Problem to work on
Examine each line of the data. Copy those that contain the string "lordi".

★ ★ ★ ★

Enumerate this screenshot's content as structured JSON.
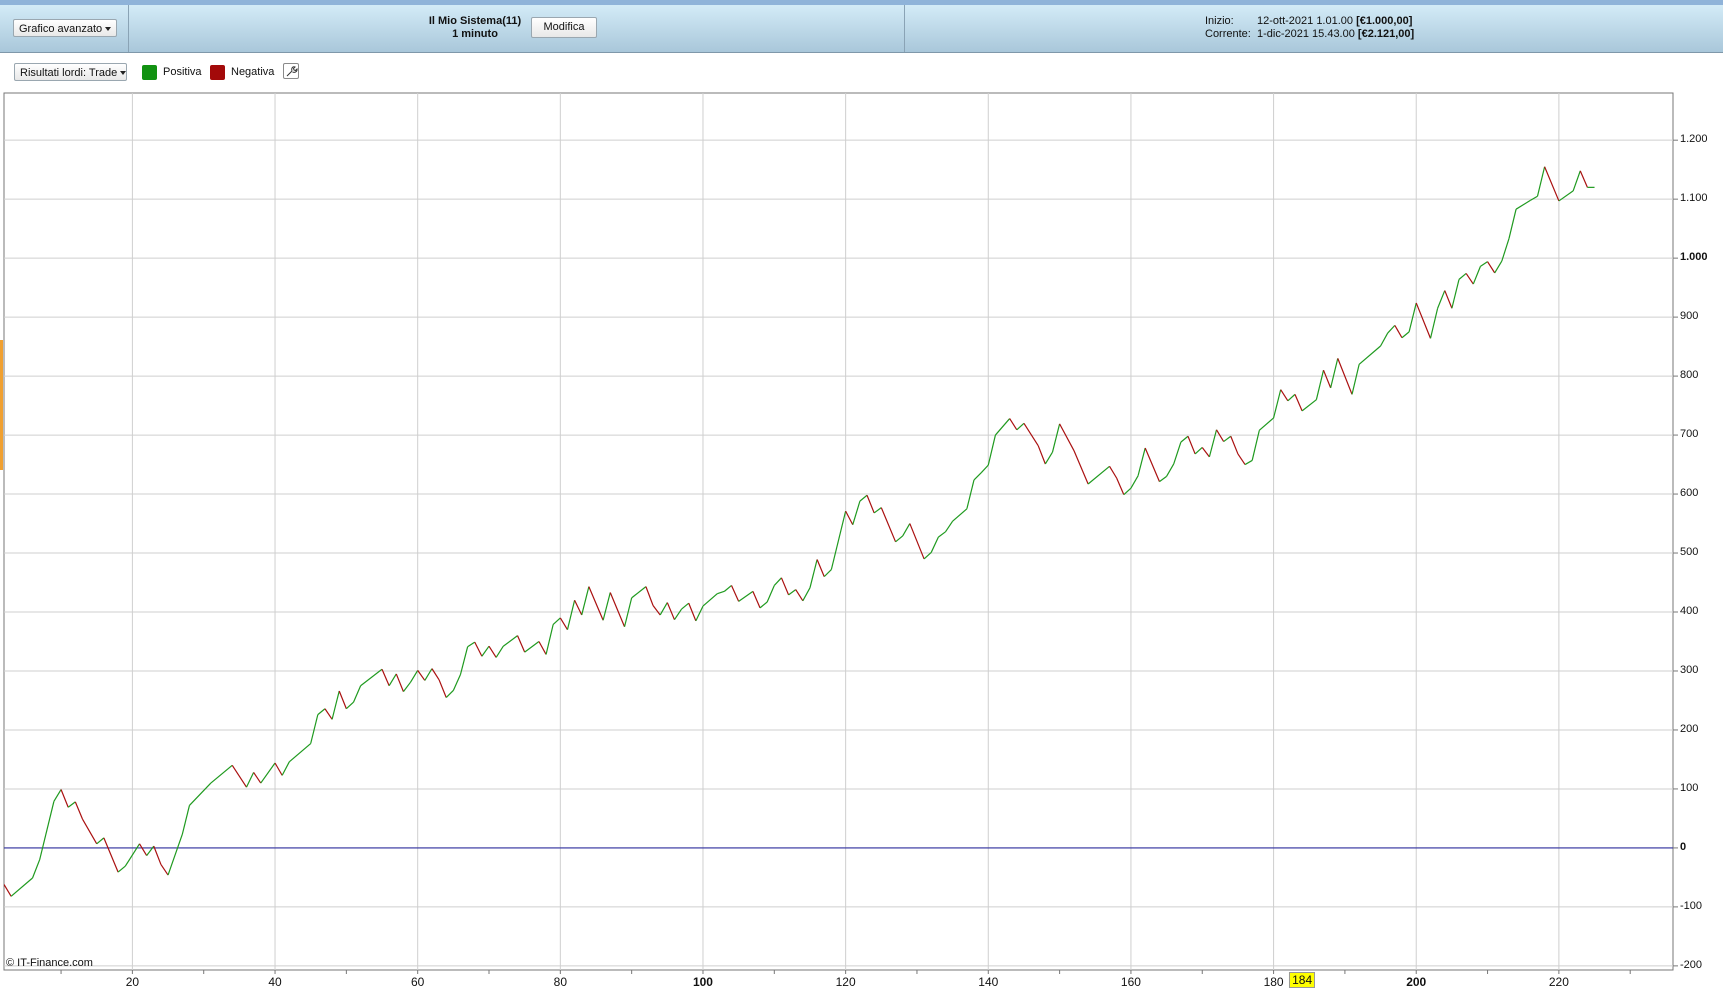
{
  "header": {
    "chart_type_button": "Grafico avanzato",
    "system_name": "Il Mio Sistema(11)",
    "timeframe": "1 minuto",
    "edit_button": "Modifica",
    "start_label": "Inizio:",
    "start_date": "12-ott-2021 1.01.00",
    "start_value": "[€1.000,00]",
    "current_label": "Corrente:",
    "current_date": "1-dic-2021 15.43.00",
    "current_value": "[€2.121,00]"
  },
  "toolbar": {
    "results_dropdown": "Risultati lordi: Trade",
    "legend_positive": "Positiva",
    "legend_negative": "Negativa"
  },
  "colors": {
    "positive": "#1f9a1f",
    "negative": "#aa1010",
    "zero_line": "#3030a0",
    "grid": "#cfcfcf"
  },
  "footer": {
    "copyright": "© IT-Finance.com"
  },
  "chart_data": {
    "type": "line",
    "title": "",
    "xlabel": "Trade",
    "ylabel": "",
    "xlim": [
      2,
      236
    ],
    "ylim": [
      -207,
      1280
    ],
    "x_ticks": [
      "20",
      "40",
      "60",
      "80",
      "100",
      "120",
      "140",
      "160",
      "180",
      "200",
      "220"
    ],
    "x_tick_values": [
      20,
      40,
      60,
      80,
      100,
      120,
      140,
      160,
      180,
      200,
      220
    ],
    "bold_x_ticks": [
      100,
      200
    ],
    "highlighted_x": "184",
    "y_ticks": [
      "1.200",
      "1.100",
      "1.000",
      "900",
      "800",
      "700",
      "600",
      "500",
      "400",
      "300",
      "200",
      "100",
      "0",
      "-100",
      "-200"
    ],
    "y_tick_values": [
      1200,
      1100,
      1000,
      900,
      800,
      700,
      600,
      500,
      400,
      300,
      200,
      100,
      0,
      -100,
      -200
    ],
    "bold_y_ticks": [
      1000,
      0
    ],
    "reference_line": 0,
    "series": [
      {
        "name": "Risultati lordi",
        "x": [
          2,
          3,
          6,
          7,
          9,
          10,
          11,
          12,
          13,
          15,
          16,
          18,
          19,
          21,
          22,
          23,
          24,
          25,
          27,
          28,
          31,
          34,
          36,
          37,
          38,
          40,
          41,
          42,
          45,
          46,
          47,
          48,
          49,
          50,
          51,
          52,
          55,
          56,
          57,
          58,
          59,
          60,
          61,
          62,
          63,
          64,
          65,
          66,
          67,
          68,
          69,
          70,
          71,
          72,
          74,
          75,
          77,
          78,
          79,
          80,
          81,
          82,
          83,
          84,
          86,
          87,
          89,
          90,
          92,
          93,
          94,
          95,
          96,
          97,
          98,
          99,
          100,
          102,
          103,
          104,
          105,
          107,
          108,
          109,
          110,
          111,
          112,
          113,
          114,
          115,
          116,
          117,
          118,
          120,
          121,
          122,
          123,
          124,
          125,
          127,
          128,
          129,
          131,
          132,
          133,
          134,
          135,
          137,
          138,
          139,
          140,
          141,
          143,
          144,
          145,
          147,
          148,
          149,
          150,
          152,
          154,
          157,
          158,
          159,
          160,
          161,
          162,
          164,
          165,
          166,
          167,
          168,
          169,
          170,
          171,
          172,
          173,
          174,
          175,
          176,
          177,
          178,
          180,
          181,
          182,
          183,
          184,
          186,
          187,
          188,
          189,
          191,
          192,
          195,
          196,
          197,
          198,
          199,
          200,
          202,
          203,
          204,
          205,
          206,
          207,
          208,
          209,
          210,
          211,
          212,
          213,
          214,
          216,
          217,
          218,
          220,
          222,
          223,
          224,
          225
        ],
        "y": [
          -62,
          -82,
          -51,
          -20,
          79,
          99,
          69,
          78,
          49,
          7,
          17,
          -41,
          -31,
          7,
          -13,
          3,
          -28,
          -46,
          23,
          72,
          110,
          140,
          103,
          128,
          110,
          144,
          123,
          146,
          177,
          226,
          236,
          218,
          266,
          236,
          247,
          275,
          303,
          275,
          295,
          265,
          281,
          301,
          284,
          304,
          285,
          255,
          267,
          294,
          341,
          349,
          325,
          342,
          323,
          342,
          360,
          332,
          350,
          328,
          379,
          390,
          370,
          420,
          395,
          443,
          386,
          433,
          375,
          424,
          443,
          411,
          395,
          416,
          387,
          405,
          415,
          385,
          410,
          431,
          435,
          445,
          418,
          435,
          407,
          417,
          445,
          458,
          429,
          438,
          419,
          441,
          489,
          460,
          472,
          571,
          548,
          588,
          598,
          568,
          577,
          519,
          529,
          550,
          490,
          501,
          527,
          536,
          554,
          575,
          624,
          636,
          649,
          700,
          728,
          709,
          720,
          682,
          651,
          671,
          719,
          674,
          617,
          647,
          627,
          599,
          610,
          631,
          678,
          621,
          630,
          651,
          688,
          698,
          668,
          679,
          663,
          709,
          689,
          698,
          668,
          650,
          657,
          708,
          729,
          777,
          758,
          769,
          741,
          760,
          810,
          780,
          830,
          769,
          820,
          851,
          873,
          886,
          865,
          875,
          924,
          864,
          915,
          945,
          915,
          964,
          974,
          956,
          986,
          994,
          975,
          995,
          1033,
          1083,
          1098,
          1105,
          1155,
          1097,
          1114,
          1148,
          1120,
          1120
        ]
      }
    ]
  }
}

★ ★ ★ ★

Solution
    "results_dropdown": "Risultati lordi: Trade",
        "name": "Risultati lordi",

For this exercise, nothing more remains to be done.